EXERCISE DESCRIPTION: How many lines in these records hold the string "data"? Reply with the number alone.

MATERIAL TO PROCESS:
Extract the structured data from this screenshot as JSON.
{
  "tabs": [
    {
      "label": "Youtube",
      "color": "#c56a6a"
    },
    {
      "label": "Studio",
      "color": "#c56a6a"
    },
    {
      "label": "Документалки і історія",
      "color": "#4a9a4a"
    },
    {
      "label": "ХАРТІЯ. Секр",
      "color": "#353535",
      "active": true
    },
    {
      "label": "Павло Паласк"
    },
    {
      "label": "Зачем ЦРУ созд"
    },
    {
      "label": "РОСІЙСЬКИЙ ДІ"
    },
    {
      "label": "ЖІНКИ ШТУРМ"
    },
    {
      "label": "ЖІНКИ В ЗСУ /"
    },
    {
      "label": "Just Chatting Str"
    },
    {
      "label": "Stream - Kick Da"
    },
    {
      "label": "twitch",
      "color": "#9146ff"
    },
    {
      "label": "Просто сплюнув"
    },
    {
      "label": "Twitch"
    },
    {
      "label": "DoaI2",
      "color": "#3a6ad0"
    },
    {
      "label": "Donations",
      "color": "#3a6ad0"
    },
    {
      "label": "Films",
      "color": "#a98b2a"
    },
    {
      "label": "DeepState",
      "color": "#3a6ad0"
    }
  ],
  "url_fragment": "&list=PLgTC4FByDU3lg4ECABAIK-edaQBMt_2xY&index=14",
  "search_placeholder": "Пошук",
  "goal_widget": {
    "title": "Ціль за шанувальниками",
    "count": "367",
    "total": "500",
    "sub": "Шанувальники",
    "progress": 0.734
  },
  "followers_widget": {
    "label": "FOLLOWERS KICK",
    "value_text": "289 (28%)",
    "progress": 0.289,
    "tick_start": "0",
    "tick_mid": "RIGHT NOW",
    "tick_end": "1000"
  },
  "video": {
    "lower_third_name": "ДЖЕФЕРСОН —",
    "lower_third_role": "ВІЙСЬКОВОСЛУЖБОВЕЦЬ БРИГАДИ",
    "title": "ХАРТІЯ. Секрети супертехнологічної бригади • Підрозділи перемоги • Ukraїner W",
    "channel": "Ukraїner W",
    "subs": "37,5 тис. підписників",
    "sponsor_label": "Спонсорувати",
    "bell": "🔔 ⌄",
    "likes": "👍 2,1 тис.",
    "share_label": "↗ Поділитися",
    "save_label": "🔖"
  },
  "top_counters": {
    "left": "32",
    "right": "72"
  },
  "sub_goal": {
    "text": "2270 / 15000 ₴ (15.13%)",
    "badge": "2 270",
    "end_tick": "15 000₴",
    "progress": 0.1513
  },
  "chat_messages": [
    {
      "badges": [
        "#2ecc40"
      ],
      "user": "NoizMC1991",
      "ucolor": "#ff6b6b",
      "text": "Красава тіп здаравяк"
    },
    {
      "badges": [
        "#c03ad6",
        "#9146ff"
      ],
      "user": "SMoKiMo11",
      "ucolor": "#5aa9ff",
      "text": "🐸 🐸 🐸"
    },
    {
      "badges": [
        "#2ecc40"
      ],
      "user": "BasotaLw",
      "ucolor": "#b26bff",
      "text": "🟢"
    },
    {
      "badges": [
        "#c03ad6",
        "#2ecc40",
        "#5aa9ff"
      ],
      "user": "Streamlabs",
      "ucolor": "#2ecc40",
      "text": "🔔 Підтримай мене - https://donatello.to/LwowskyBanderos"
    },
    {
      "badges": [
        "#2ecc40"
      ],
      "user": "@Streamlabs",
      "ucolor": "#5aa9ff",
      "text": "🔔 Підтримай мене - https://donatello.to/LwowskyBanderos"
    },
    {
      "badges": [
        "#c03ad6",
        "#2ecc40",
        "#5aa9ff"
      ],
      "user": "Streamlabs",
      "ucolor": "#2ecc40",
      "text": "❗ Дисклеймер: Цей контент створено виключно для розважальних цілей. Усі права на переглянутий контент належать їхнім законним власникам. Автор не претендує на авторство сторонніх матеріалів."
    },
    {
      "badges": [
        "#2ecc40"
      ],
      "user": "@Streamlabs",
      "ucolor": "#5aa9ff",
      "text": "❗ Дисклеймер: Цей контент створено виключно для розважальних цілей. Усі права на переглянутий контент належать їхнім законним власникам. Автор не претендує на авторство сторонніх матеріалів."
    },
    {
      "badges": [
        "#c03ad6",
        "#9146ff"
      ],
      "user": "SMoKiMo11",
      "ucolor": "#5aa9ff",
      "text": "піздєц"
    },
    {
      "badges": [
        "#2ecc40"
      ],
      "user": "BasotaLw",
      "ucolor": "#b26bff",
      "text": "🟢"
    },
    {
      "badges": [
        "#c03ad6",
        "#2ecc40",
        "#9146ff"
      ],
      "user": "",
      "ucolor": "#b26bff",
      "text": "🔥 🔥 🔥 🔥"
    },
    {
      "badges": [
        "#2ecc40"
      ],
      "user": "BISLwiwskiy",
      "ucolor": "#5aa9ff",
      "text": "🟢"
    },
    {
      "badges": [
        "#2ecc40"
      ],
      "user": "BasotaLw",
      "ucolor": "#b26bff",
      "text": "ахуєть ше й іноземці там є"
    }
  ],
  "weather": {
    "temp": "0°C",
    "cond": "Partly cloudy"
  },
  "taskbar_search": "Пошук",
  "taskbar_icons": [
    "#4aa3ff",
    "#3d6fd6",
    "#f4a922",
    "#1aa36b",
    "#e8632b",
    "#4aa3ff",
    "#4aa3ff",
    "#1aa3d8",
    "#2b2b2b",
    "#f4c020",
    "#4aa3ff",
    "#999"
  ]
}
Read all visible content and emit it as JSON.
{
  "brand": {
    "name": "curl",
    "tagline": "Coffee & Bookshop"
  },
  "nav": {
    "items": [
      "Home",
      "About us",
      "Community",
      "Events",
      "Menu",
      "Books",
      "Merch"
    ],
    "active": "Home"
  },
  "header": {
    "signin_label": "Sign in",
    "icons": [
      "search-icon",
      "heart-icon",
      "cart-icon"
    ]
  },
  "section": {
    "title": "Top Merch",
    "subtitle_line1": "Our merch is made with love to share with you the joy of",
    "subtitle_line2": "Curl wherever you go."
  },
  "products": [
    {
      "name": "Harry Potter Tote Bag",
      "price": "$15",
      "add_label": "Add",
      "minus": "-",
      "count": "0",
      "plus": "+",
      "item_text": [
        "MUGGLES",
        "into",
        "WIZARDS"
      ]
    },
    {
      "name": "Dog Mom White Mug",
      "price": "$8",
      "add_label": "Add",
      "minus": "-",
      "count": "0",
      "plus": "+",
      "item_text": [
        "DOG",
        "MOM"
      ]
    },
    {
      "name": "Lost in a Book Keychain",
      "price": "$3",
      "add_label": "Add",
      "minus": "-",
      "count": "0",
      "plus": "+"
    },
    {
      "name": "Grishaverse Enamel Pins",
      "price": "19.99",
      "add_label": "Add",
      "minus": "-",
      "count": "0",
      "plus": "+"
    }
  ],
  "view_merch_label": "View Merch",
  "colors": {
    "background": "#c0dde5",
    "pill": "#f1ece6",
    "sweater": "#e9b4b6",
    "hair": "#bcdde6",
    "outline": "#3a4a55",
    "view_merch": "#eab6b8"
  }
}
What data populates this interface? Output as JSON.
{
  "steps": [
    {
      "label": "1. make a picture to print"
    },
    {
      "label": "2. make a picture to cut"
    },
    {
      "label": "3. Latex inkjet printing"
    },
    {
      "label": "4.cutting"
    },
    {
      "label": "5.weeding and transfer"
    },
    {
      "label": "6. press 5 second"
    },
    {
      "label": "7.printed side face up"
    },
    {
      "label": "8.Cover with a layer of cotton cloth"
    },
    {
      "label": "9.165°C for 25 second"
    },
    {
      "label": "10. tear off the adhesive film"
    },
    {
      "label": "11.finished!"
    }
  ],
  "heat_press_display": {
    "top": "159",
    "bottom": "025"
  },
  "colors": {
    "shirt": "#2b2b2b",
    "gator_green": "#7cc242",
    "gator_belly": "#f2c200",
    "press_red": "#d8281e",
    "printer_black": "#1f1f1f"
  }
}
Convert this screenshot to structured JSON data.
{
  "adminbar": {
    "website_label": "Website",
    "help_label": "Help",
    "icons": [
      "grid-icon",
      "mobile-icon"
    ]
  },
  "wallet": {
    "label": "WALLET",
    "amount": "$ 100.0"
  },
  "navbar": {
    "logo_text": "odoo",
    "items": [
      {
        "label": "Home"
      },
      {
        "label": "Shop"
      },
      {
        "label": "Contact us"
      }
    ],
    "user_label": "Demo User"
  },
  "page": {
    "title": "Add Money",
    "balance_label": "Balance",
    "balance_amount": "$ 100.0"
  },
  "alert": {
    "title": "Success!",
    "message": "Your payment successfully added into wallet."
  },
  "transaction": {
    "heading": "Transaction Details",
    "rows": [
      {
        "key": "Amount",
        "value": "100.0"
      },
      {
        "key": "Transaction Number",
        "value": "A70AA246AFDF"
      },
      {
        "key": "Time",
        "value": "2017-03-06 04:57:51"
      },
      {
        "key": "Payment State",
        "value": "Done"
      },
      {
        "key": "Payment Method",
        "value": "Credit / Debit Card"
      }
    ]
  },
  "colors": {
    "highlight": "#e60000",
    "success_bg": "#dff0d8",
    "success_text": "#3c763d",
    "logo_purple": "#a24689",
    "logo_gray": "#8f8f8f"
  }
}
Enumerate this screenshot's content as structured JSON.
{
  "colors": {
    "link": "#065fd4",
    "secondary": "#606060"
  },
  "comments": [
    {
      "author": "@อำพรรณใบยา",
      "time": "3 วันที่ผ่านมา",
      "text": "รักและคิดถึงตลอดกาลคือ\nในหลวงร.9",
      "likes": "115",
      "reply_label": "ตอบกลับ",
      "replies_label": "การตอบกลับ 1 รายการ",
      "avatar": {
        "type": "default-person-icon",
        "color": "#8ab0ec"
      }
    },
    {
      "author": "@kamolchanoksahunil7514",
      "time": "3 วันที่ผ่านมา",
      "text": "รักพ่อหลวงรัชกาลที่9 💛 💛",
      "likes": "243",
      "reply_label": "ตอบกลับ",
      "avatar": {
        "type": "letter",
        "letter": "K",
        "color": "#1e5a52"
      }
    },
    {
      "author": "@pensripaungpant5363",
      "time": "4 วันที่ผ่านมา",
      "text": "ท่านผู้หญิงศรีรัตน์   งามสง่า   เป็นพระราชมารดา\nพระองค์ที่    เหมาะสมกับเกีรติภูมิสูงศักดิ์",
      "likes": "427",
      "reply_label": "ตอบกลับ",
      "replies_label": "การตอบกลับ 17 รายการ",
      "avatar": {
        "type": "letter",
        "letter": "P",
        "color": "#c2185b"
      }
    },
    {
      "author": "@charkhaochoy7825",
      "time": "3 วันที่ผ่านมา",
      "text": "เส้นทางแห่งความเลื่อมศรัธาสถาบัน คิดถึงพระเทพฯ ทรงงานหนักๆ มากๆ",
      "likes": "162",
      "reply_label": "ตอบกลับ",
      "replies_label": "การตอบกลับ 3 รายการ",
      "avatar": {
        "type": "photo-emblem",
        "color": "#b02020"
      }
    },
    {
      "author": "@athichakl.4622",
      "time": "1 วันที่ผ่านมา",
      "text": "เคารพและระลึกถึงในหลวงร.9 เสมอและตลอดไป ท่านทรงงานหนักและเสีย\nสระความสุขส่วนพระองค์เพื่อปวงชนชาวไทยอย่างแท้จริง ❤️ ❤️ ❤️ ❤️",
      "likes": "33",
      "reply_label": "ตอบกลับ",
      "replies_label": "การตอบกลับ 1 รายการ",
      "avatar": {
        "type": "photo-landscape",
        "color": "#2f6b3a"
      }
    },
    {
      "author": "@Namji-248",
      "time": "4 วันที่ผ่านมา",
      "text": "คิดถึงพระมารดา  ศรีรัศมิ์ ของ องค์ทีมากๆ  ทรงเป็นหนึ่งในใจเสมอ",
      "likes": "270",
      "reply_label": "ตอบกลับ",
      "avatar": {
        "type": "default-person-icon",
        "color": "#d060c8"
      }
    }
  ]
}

ANSWER TO THIS PROBLEM: 3